*** The data
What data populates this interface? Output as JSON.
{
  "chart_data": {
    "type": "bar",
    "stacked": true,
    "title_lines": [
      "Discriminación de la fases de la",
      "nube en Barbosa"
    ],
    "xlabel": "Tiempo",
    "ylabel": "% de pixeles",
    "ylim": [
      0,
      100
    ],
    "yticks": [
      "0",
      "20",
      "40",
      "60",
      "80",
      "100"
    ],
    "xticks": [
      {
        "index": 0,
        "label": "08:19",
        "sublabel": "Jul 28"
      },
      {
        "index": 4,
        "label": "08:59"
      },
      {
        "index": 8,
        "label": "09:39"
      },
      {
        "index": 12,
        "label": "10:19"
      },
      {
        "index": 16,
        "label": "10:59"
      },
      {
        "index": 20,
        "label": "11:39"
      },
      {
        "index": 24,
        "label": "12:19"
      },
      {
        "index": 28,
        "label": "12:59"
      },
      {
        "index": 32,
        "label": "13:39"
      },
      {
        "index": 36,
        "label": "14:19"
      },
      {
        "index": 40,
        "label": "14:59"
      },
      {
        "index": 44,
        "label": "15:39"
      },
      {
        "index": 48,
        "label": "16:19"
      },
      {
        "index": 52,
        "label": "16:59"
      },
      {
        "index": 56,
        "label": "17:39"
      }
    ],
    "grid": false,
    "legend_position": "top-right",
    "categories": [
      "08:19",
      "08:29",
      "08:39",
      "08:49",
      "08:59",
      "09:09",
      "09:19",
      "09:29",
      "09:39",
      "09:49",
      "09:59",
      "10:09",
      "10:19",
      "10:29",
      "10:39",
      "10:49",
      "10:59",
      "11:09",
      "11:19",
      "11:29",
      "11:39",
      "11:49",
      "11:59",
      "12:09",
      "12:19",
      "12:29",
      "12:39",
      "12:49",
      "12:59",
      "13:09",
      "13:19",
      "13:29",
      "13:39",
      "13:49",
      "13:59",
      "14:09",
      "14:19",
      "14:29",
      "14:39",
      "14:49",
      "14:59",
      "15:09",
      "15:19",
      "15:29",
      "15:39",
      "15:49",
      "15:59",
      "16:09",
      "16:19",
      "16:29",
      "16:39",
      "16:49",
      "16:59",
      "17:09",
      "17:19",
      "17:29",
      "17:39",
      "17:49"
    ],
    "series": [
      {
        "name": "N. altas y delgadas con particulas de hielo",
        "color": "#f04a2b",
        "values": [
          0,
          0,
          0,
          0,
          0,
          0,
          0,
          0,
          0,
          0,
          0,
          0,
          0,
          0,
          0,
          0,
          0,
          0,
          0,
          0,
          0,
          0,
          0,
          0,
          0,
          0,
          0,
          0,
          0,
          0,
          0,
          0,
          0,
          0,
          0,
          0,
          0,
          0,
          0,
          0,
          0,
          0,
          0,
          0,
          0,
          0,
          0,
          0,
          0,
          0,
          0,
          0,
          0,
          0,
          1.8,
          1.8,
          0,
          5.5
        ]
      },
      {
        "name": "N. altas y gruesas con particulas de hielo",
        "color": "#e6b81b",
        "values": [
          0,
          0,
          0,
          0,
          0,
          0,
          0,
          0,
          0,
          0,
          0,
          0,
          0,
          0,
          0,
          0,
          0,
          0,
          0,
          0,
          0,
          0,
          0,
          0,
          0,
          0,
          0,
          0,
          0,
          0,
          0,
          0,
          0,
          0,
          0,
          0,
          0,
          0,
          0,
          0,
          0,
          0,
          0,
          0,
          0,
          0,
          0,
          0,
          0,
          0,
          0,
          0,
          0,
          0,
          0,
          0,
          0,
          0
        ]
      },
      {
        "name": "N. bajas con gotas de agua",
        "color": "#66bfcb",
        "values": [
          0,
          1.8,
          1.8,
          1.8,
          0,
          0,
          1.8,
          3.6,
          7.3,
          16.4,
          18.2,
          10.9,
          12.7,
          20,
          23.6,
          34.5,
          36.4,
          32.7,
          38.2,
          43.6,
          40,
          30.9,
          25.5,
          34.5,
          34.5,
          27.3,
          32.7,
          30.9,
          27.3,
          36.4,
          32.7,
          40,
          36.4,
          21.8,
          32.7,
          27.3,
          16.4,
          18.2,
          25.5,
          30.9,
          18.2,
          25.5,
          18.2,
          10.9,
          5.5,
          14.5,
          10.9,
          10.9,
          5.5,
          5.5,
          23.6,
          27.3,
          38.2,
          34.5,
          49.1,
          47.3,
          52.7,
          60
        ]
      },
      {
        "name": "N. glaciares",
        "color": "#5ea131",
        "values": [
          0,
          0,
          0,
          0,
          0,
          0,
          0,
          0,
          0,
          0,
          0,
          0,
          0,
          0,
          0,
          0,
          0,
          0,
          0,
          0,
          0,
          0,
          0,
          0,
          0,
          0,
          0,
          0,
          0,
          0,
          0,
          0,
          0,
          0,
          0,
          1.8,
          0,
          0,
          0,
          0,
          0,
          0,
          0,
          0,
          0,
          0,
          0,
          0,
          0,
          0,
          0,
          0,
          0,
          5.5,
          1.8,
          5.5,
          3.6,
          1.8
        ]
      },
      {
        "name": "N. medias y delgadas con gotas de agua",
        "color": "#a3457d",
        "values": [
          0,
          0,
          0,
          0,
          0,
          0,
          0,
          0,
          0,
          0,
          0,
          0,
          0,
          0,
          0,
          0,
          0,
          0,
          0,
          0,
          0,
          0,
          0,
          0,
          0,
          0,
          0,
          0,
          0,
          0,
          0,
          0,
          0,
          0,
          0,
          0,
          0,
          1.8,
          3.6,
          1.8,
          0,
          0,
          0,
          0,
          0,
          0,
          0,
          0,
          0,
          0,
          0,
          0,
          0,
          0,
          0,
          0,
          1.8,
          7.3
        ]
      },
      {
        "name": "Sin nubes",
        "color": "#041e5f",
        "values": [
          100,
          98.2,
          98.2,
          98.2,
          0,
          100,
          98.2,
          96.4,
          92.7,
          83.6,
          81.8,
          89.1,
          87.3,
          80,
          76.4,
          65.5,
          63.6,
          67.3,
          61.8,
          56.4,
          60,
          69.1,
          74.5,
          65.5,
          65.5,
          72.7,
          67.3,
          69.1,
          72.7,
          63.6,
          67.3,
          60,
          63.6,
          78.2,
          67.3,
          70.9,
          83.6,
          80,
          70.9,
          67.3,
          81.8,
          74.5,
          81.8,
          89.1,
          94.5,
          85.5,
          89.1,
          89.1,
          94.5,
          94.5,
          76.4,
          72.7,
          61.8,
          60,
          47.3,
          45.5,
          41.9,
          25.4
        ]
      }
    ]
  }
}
******
#### [Written request]
Filter the records above for lines containing the word "delgadas", and copy those lines.

#### [Task solution]
        "name": "N. altas y delgadas con particulas de hielo",
        "name": "N. medias y delgadas con gotas de agua",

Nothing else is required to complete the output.